Text block:
———

Monday, September 21, 2009

2009 Berkeley Video and Film Festival

The annual Berkeley Video and Film Festival returns this year with yet another eclectic program of independent cinema.


The 18th annual festival, put on by Berkeley's East Bay Media Center, starts at 7:30 p.m. Friday night at Landmark’s Shattuck Cinemas in downtown Berkeley and continues from noon to midnight Saturday with more than two dozen screenings.


Though this year’s program emphasizes documentaries, the festival features its usual eclectic blend of wide-ranging fare, from student films to experimental short subjects to feature-length films—all of them truly independent and all of them unlike anything showing at your local megaplex. More than a dozen of this year's entries come from local filmmakers, and the rest from across the country and around the world.


Below are are few highlights; the complete schedule can be found at www.berkeleyvideofilmfest.org.

———

Stored items
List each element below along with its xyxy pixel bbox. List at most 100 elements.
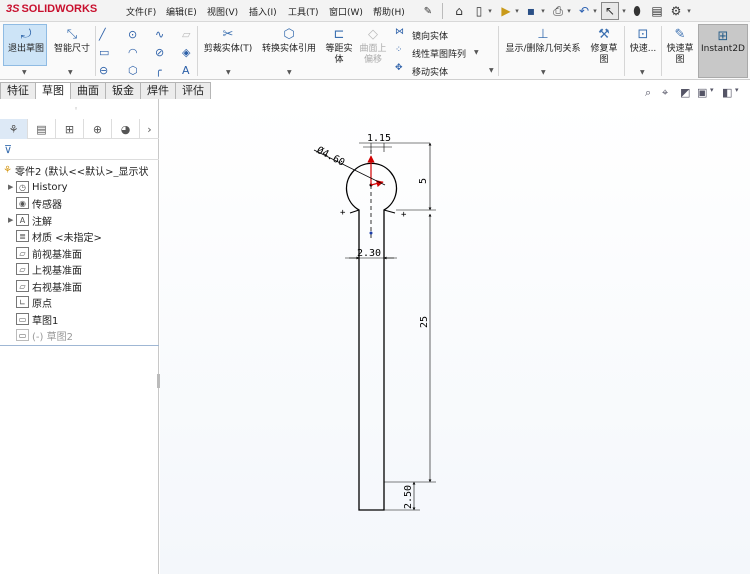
view-orientation-icon[interactable]: ▣ <box>697 86 707 99</box>
menu-tools[interactable]: 工具(T) <box>288 5 319 18</box>
instant2d-button[interactable]: ⊞ Instant2D <box>698 24 748 78</box>
chevron-down-icon[interactable]: ▾ <box>539 2 547 20</box>
tree-item[interactable]: ▱ 右视基准面 <box>4 278 82 294</box>
chevron-down-icon[interactable]: ▾ <box>513 2 521 20</box>
panel-grip[interactable]: ◦ <box>74 105 78 113</box>
config-manager-tab-icon[interactable]: ⊞ <box>56 119 84 139</box>
file-props-icon[interactable]: ▤ <box>648 2 666 20</box>
feature-tree-tab-icon[interactable]: ⚘ <box>0 119 28 139</box>
trim-entities-button[interactable]: ✂ 剪裁实体(T) <box>200 26 256 55</box>
tree-item-label: 注解 <box>32 216 52 228</box>
plane-grayed-icon: ▱ <box>182 28 191 41</box>
circle-icon[interactable]: ⊙ <box>128 28 137 41</box>
chevron-down-icon[interactable]: ▼ <box>68 69 73 76</box>
exit-sketch-label-wrap[interactable]: ⤾ 退出草图 <box>4 26 48 55</box>
tree-item[interactable]: ▭ 草图1 <box>4 311 58 327</box>
tree-item[interactable]: ▱ 前视基准面 <box>4 245 82 261</box>
tab-sketch[interactable]: 草图 <box>35 82 71 99</box>
chevron-down-icon[interactable]: ▾ <box>710 86 714 94</box>
select-icon[interactable]: ↖ <box>601 2 619 20</box>
zoom-area-icon[interactable]: ⌖ <box>662 86 668 100</box>
filter-icon[interactable]: ⊽ <box>4 143 12 156</box>
tree-item[interactable]: ◉ 传感器 <box>4 195 62 211</box>
tab-evaluate[interactable]: 评估 <box>175 82 211 99</box>
move-entities-button[interactable]: 移动实体 <box>412 65 448 78</box>
chevron-down-icon[interactable]: ▾ <box>685 2 693 20</box>
tab-sheet-metal[interactable]: 钣金 <box>105 82 141 99</box>
chevron-down-icon[interactable]: ▾ <box>620 2 628 20</box>
tree-item[interactable]: ▱ 上视基准面 <box>4 261 82 277</box>
convert-entities-button[interactable]: ⬡ 转换实体引用 <box>258 26 320 55</box>
tree-item[interactable]: ▭ (-) 草图2 <box>4 327 73 343</box>
expand-arrow-icon[interactable]: ▶ <box>8 183 16 191</box>
section-view-icon[interactable]: ◩ <box>680 86 690 99</box>
chevron-down-icon[interactable]: ▾ <box>591 2 599 20</box>
point-icon[interactable]: ◈ <box>182 46 190 59</box>
polygon-icon[interactable]: ⬡ <box>128 64 138 77</box>
arc-icon[interactable]: ◠ <box>128 46 138 59</box>
menu-window[interactable]: 窗口(W) <box>329 5 363 18</box>
chevron-down-icon[interactable]: ▼ <box>640 69 645 76</box>
tab-weldments[interactable]: 焊件 <box>140 82 176 99</box>
solidworks-logo[interactable]: 3S SOLIDWORKS <box>6 3 97 15</box>
offset-label: 等距实体 <box>325 44 353 65</box>
quick-snaps-button[interactable]: ⊡ 快速... <box>626 26 660 55</box>
options-gear-icon[interactable]: ⚙ <box>667 2 685 20</box>
chevron-down-icon[interactable]: ▼ <box>287 69 292 76</box>
display-delete-relations-button[interactable]: ⊥ 显示/删除几何关系 <box>500 26 586 55</box>
menu-edit[interactable]: 编辑(E) <box>166 5 197 18</box>
tree-item[interactable]: ≣ 材质 <未指定> <box>4 228 102 244</box>
tree-item[interactable]: ▶ ◷ History <box>4 179 68 195</box>
history-icon: ◷ <box>16 181 29 193</box>
text-icon[interactable]: A <box>182 64 190 77</box>
mirror-icon[interactable]: ⋈ <box>395 27 404 37</box>
menu-view[interactable]: 视图(V) <box>207 5 238 18</box>
chevron-down-icon[interactable]: ▼ <box>541 69 546 76</box>
rapid-sketch-button[interactable]: ✎ 快速草图 <box>663 26 697 66</box>
chevron-down-icon[interactable]: ▾ <box>486 2 494 20</box>
menu-help[interactable]: 帮助(H) <box>373 5 405 18</box>
offset-on-surface-button: ◇ 曲面上偏移 <box>358 26 388 66</box>
offset-entities-button[interactable]: ⊏ 等距实体 <box>322 26 356 66</box>
line-icon[interactable]: ╱ <box>99 28 106 41</box>
zoom-fit-icon[interactable]: ⌕ <box>645 86 651 100</box>
tab-surfaces[interactable]: 曲面 <box>70 82 106 99</box>
tree-item[interactable]: ▶ A 注解 <box>4 212 52 228</box>
traffic-light-icon[interactable]: ⬮ <box>628 2 646 20</box>
home-icon[interactable]: ⌂ <box>450 2 468 20</box>
repair-sketch-button[interactable]: ⚒ 修复草图 <box>586 26 622 66</box>
tab-features[interactable]: 特征 <box>0 82 36 99</box>
origin-point <box>369 231 373 235</box>
chevron-down-icon[interactable]: ▼ <box>489 67 494 74</box>
fillet-icon[interactable]: ╭ <box>155 64 162 77</box>
smart-dimension-button[interactable]: ⤡ 智能尺寸 <box>50 26 94 55</box>
chevron-right-icon[interactable]: › <box>140 119 159 139</box>
chevron-down-icon[interactable]: ▾ <box>565 2 573 20</box>
ellipse-icon[interactable]: ⊘ <box>155 46 164 59</box>
mirror-entities-button[interactable]: 镜向实体 <box>412 29 448 42</box>
move-icon[interactable]: ✥ <box>395 63 403 73</box>
chevron-down-icon[interactable]: ▼ <box>474 49 479 56</box>
graphics-area[interactable]: + + Ø4.60 1.15 5 2.30 25 2.50 <box>160 99 750 574</box>
chevron-down-icon[interactable]: ▾ <box>735 86 739 94</box>
menu-insert[interactable]: 插入(I) <box>249 5 277 18</box>
display-style-icon[interactable]: ◧ <box>722 86 732 99</box>
rectangle-icon[interactable]: ▭ <box>99 46 109 59</box>
slot-icon[interactable]: ⊖ <box>99 64 108 77</box>
spline-icon[interactable]: ∿ <box>155 28 164 41</box>
trim-label: 剪裁实体(T) <box>203 44 253 54</box>
linear-pattern-button[interactable]: 线性草图阵列 <box>412 47 466 60</box>
dimxpert-tab-icon[interactable]: ⊕ <box>84 119 112 139</box>
title-bar: 3S SOLIDWORKS 文件(F) 编辑(E) 视图(V) 插入(I) 工具(… <box>0 0 750 22</box>
pin-icon[interactable]: ✎ <box>419 2 437 20</box>
chevron-down-icon[interactable]: ▼ <box>226 69 231 76</box>
property-manager-tab-icon[interactable]: ▤ <box>28 119 56 139</box>
expand-arrow-icon[interactable]: ▶ <box>8 216 16 224</box>
display-manager-tab-icon[interactable]: ◕ <box>112 119 140 139</box>
chevron-down-icon[interactable]: ▼ <box>22 69 27 76</box>
tree-root-part[interactable]: ⚘ 零件2 (默认<<默认>_显示状 <box>3 163 159 178</box>
linear-pattern-icon[interactable]: ⁘ <box>395 45 403 55</box>
menu-file[interactable]: 文件(F) <box>126 5 156 18</box>
tree-item[interactable]: ∟ 原点 <box>4 294 52 310</box>
save-icon[interactable]: ▪ <box>522 2 540 20</box>
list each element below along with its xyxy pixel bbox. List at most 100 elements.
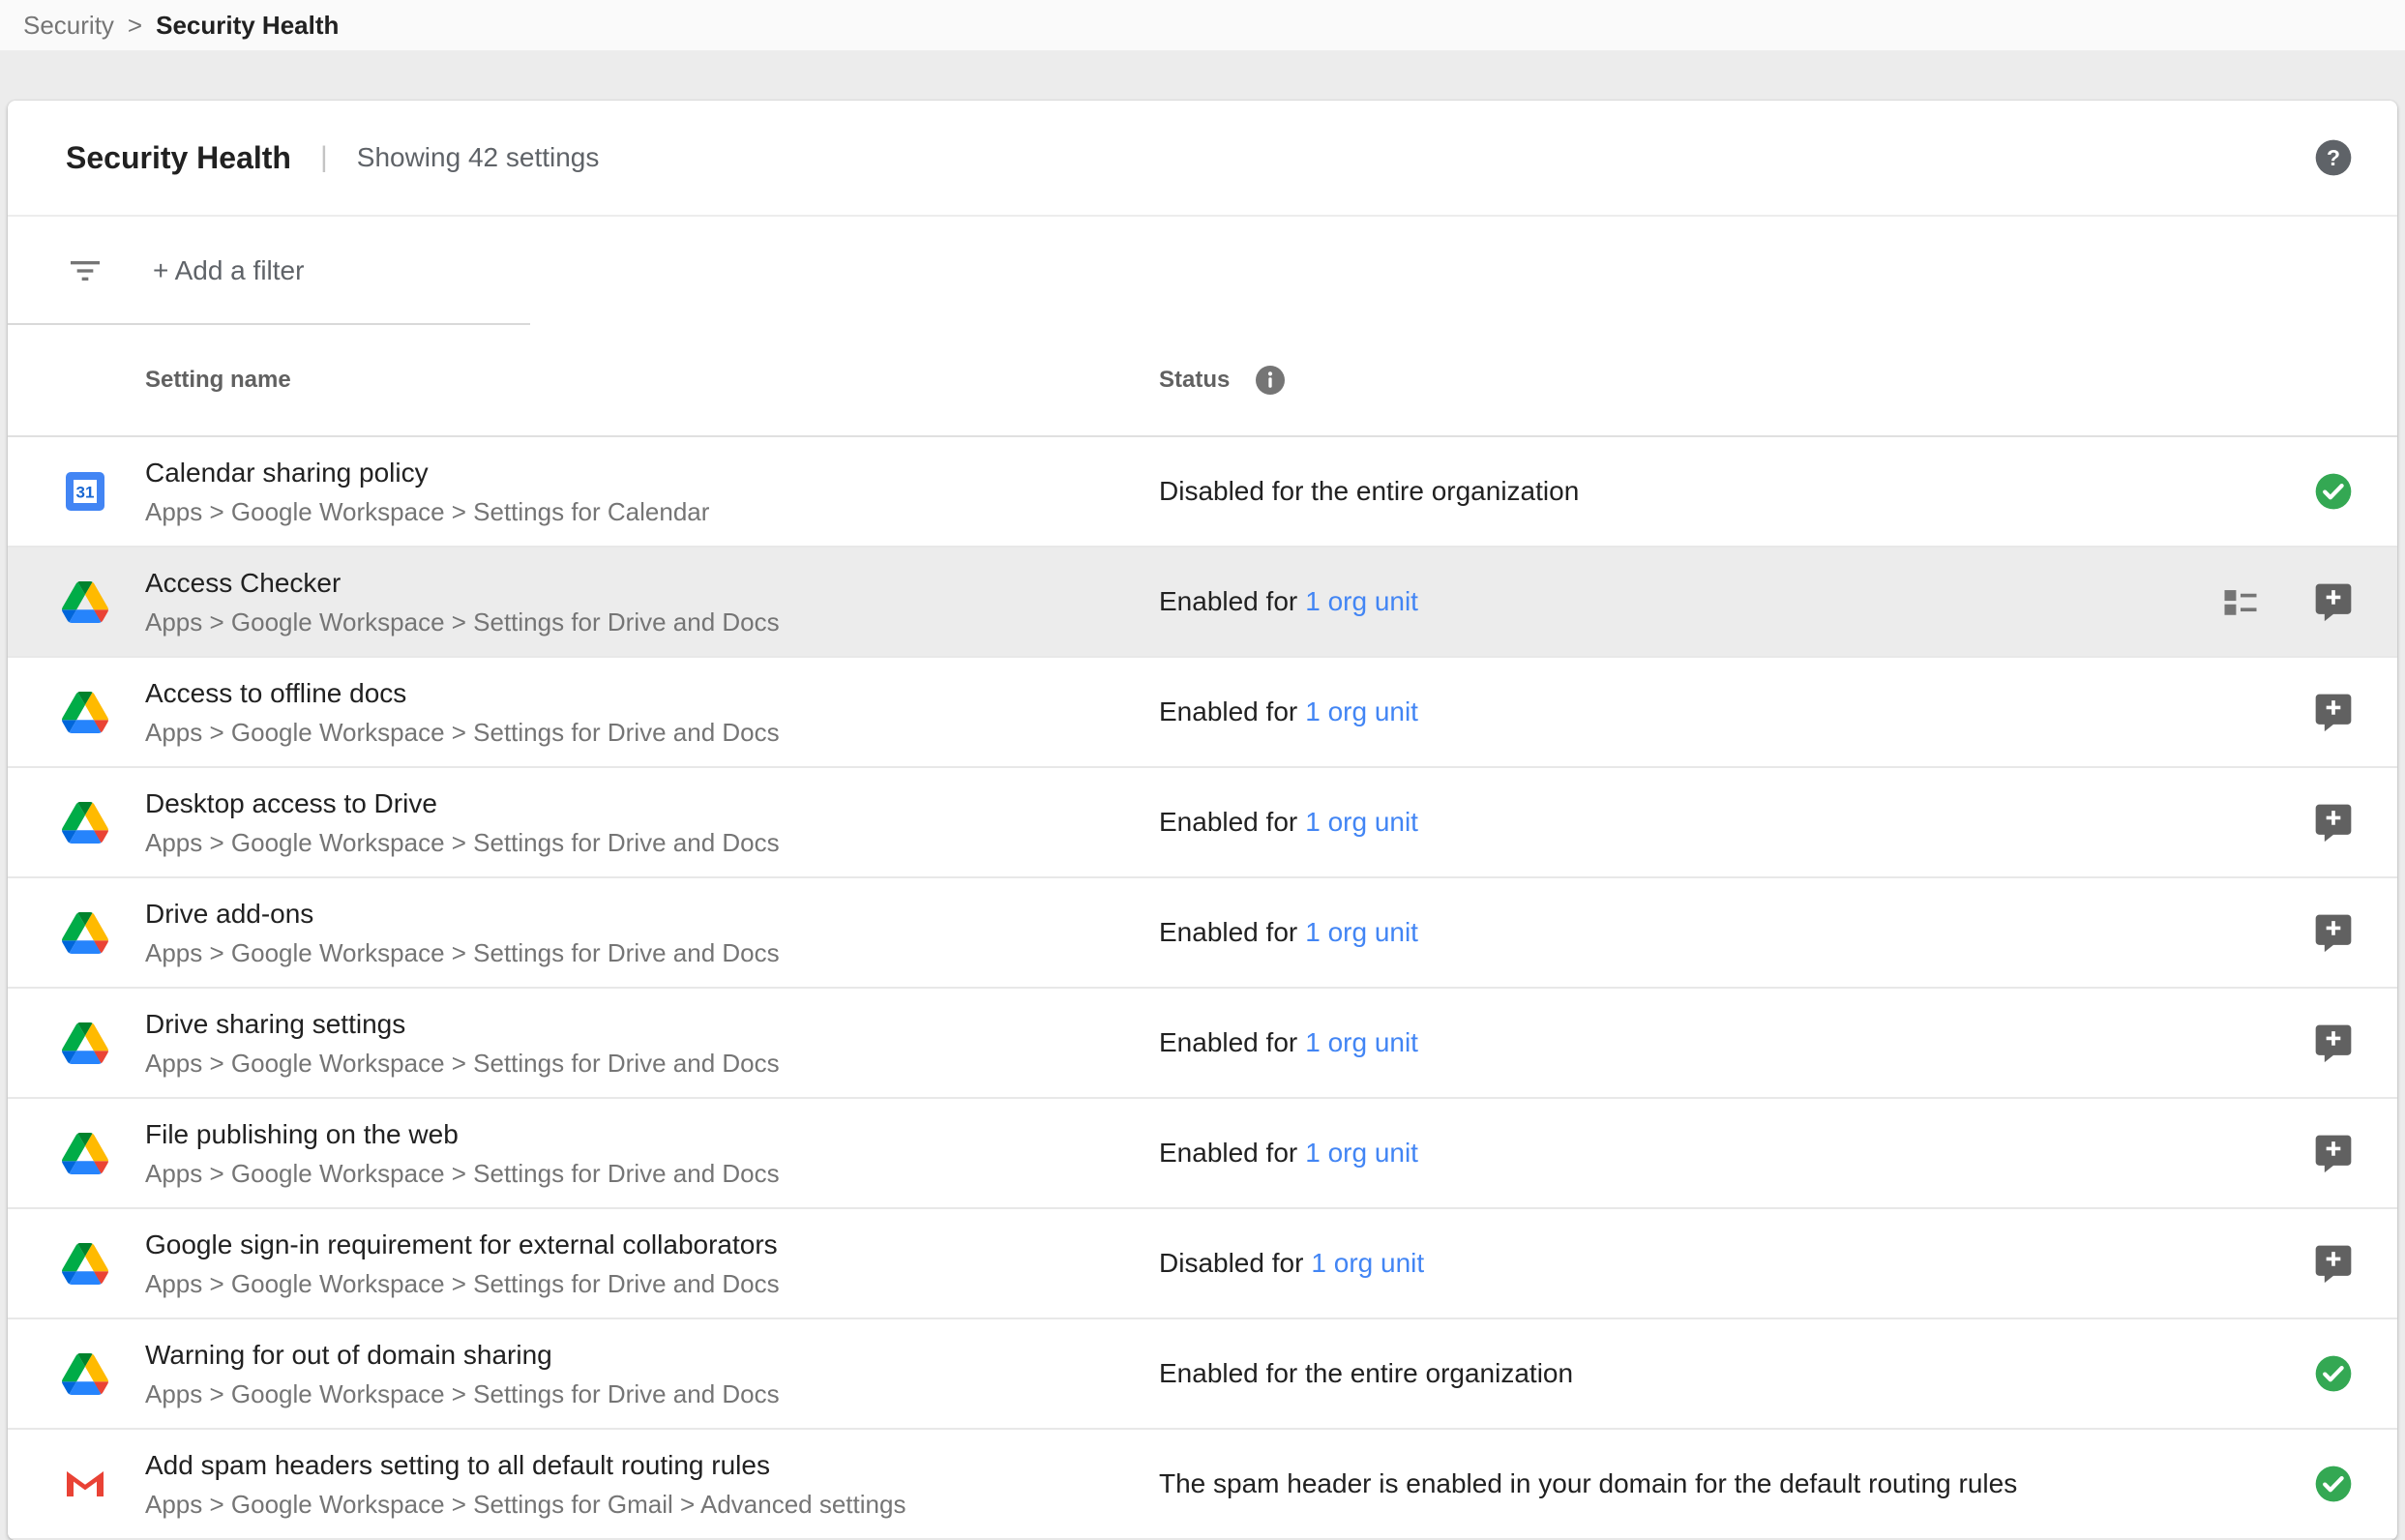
green-check-icon — [2312, 470, 2355, 513]
setting-name: Warning for out of domain sharing — [145, 1336, 1151, 1375]
setting-name: Access Checker — [145, 564, 1151, 603]
setting-main: Drive sharing settings Apps > Google Wor… — [124, 1005, 1151, 1081]
status-info-icon[interactable] — [1253, 363, 1288, 398]
setting-path: Apps > Google Workspace > Settings for D… — [145, 1377, 1151, 1411]
status-text: Enabled for — [1159, 1138, 1297, 1168]
security-health-card: Security Health | Showing 42 settings ? … — [8, 101, 2397, 1540]
column-header-setting-name: Setting name — [124, 367, 1151, 394]
setting-row[interactable]: Drive sharing settings Apps > Google Wor… — [8, 989, 2397, 1099]
setting-main: Access to offline docs Apps > Google Wor… — [124, 674, 1151, 750]
flag-plus-icon[interactable] — [2312, 580, 2355, 623]
setting-row[interactable]: Access Checker Apps > Google Workspace >… — [8, 548, 2397, 658]
google-drive-icon — [62, 1020, 108, 1066]
row-actions — [2107, 801, 2397, 844]
google-drive-icon — [62, 799, 108, 845]
setting-name: Drive add-ons — [145, 895, 1151, 933]
status-text: Enabled for the entire organization — [1159, 1358, 1573, 1388]
setting-row[interactable]: Access to offline docs Apps > Google Wor… — [8, 658, 2397, 768]
status-text: Enabled for — [1159, 586, 1297, 616]
breadcrumb-security-link[interactable]: Security — [23, 11, 114, 41]
row-actions — [2107, 580, 2397, 623]
setting-status: Enabled for 1 org unit — [1151, 1138, 2107, 1169]
flag-plus-icon[interactable] — [2312, 1242, 2355, 1285]
setting-path: Apps > Google Workspace > Settings for D… — [145, 1156, 1151, 1191]
status-text: Disabled for — [1159, 1248, 1303, 1278]
setting-main: Access Checker Apps > Google Workspace >… — [124, 564, 1151, 639]
setting-name: Calendar sharing policy — [145, 454, 1151, 492]
filter-list-icon — [66, 252, 104, 290]
card-header: Security Health | Showing 42 settings ? — [8, 101, 2397, 217]
setting-name: Access to offline docs — [145, 674, 1151, 713]
flag-plus-icon[interactable] — [2312, 911, 2355, 954]
setting-path: Apps > Google Workspace > Settings for D… — [145, 1266, 1151, 1301]
google-drive-icon — [62, 1350, 108, 1397]
org-unit-link[interactable]: 1 org unit — [1311, 1248, 1424, 1278]
row-actions — [2107, 1022, 2397, 1064]
setting-main: Drive add-ons Apps > Google Workspace > … — [124, 895, 1151, 970]
setting-status: Enabled for1 org unit — [1151, 807, 2107, 838]
column-header-status: Status — [1151, 363, 2107, 398]
setting-name: Google sign-in requirement for external … — [145, 1226, 1151, 1264]
setting-main: Warning for out of domain sharing Apps >… — [124, 1336, 1151, 1411]
flag-plus-icon[interactable] — [2312, 801, 2355, 844]
svg-text:31: 31 — [76, 484, 95, 502]
page-title: Security Health — [66, 140, 291, 176]
svg-text:?: ? — [2327, 145, 2340, 170]
setting-status: The spam header is enabled in your domai… — [1151, 1468, 2107, 1499]
org-unit-link[interactable]: 1 org unit — [1305, 917, 1418, 947]
status-text: Enabled for — [1159, 1027, 1297, 1057]
setting-row[interactable]: Warning for out of domain sharing Apps >… — [8, 1319, 2397, 1430]
setting-status: Enabled for 1 org unit — [1151, 1027, 2107, 1058]
setting-name: Drive sharing settings — [145, 1005, 1151, 1044]
setting-name: Desktop access to Drive — [145, 785, 1151, 823]
green-check-icon — [2312, 1352, 2355, 1395]
table-header: Setting name Status — [8, 325, 2397, 437]
org-unit-link[interactable]: 1 org unit — [1305, 1027, 1418, 1057]
org-unit-link[interactable]: 1 org unit — [1305, 1138, 1418, 1168]
setting-row[interactable]: File publishing on the web Apps > Google… — [8, 1099, 2397, 1209]
title-separator: | — [320, 141, 328, 174]
setting-main: Calendar sharing policy Apps > Google Wo… — [124, 454, 1151, 529]
row-actions — [2107, 911, 2397, 954]
setting-status: Disabled for the entire organization — [1151, 476, 2107, 507]
breadcrumb-current-page: Security Health — [156, 11, 339, 41]
setting-status: Enabled for 1 org unit — [1151, 696, 2107, 727]
setting-row[interactable]: Google sign-in requirement for external … — [8, 1209, 2397, 1319]
column-header-status-label: Status — [1159, 367, 1230, 394]
status-text: The spam header is enabled in your domai… — [1159, 1468, 2017, 1498]
google-calendar-icon: 31 — [62, 468, 108, 515]
google-drive-icon — [62, 1130, 108, 1176]
setting-path: Apps > Google Workspace > Settings for D… — [145, 605, 1151, 639]
help-icon: ? — [2312, 136, 2355, 179]
google-drive-icon — [62, 1240, 108, 1287]
setting-path: Apps > Google Workspace > Settings for D… — [145, 825, 1151, 860]
row-actions — [2107, 691, 2397, 733]
org-units-icon[interactable] — [2219, 580, 2262, 623]
add-filter-button[interactable]: + Add a filter — [153, 255, 304, 286]
flag-plus-icon[interactable] — [2312, 1132, 2355, 1174]
google-drive-icon — [62, 689, 108, 735]
setting-path: Apps > Google Workspace > Settings for D… — [145, 715, 1151, 750]
org-unit-link[interactable]: 1 org unit — [1305, 696, 1418, 726]
setting-name: File publishing on the web — [145, 1115, 1151, 1154]
org-unit-link[interactable]: 1 org unit — [1305, 586, 1418, 616]
setting-path: Apps > Google Workspace > Settings for D… — [145, 1046, 1151, 1081]
flag-plus-icon[interactable] — [2312, 1022, 2355, 1064]
row-actions — [2107, 1352, 2397, 1395]
setting-row[interactable]: 31 Calendar sharing policy Apps > Google… — [8, 437, 2397, 548]
setting-row[interactable]: Add spam headers setting to all default … — [8, 1430, 2397, 1540]
setting-row[interactable]: Desktop access to Drive Apps > Google Wo… — [8, 768, 2397, 878]
setting-row[interactable]: Drive add-ons Apps > Google Workspace > … — [8, 878, 2397, 989]
setting-path: Apps > Google Workspace > Settings for C… — [145, 494, 1151, 529]
flag-plus-icon[interactable] — [2312, 691, 2355, 733]
green-check-icon — [2312, 1463, 2355, 1505]
filter-underline — [8, 323, 530, 325]
setting-status: Disabled for 1 org unit — [1151, 1248, 2107, 1279]
org-unit-link[interactable]: 1 org unit — [1305, 807, 1418, 837]
status-text: Disabled for the entire organization — [1159, 476, 1579, 506]
row-actions — [2107, 470, 2397, 513]
filter-bar: + Add a filter — [8, 217, 2397, 325]
status-text: Enabled for — [1159, 696, 1297, 726]
help-button[interactable]: ? — [2312, 136, 2355, 179]
setting-status: Enabled for1 org unit — [1151, 917, 2107, 948]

———

Work instructions:
1 - According to the festival article, where does the festival begin on Friday night?
2 - From the stored items, copy out the lines starting with the line containing "green-check-icon — [2312, 470, 2355, 513]" and going on through the line containing "1377, 1151, 1411]".

Results in order:
1 - Landmark’s Shattuck Cinemas in downtown Berkeley.

2 -
green-check-icon — [2312, 470, 2355, 513]
setting-name: Warning for out of domain sharing — [145, 1336, 1151, 1375]
setting-name: Access Checker — [145, 564, 1151, 603]
setting-main: Drive sharing settings Apps > Google Wor… — [124, 1005, 1151, 1081]
status-info-icon[interactable] — [1253, 363, 1288, 398]
setting-path: Apps > Google Workspace > Settings for D… — [145, 1377, 1151, 1411]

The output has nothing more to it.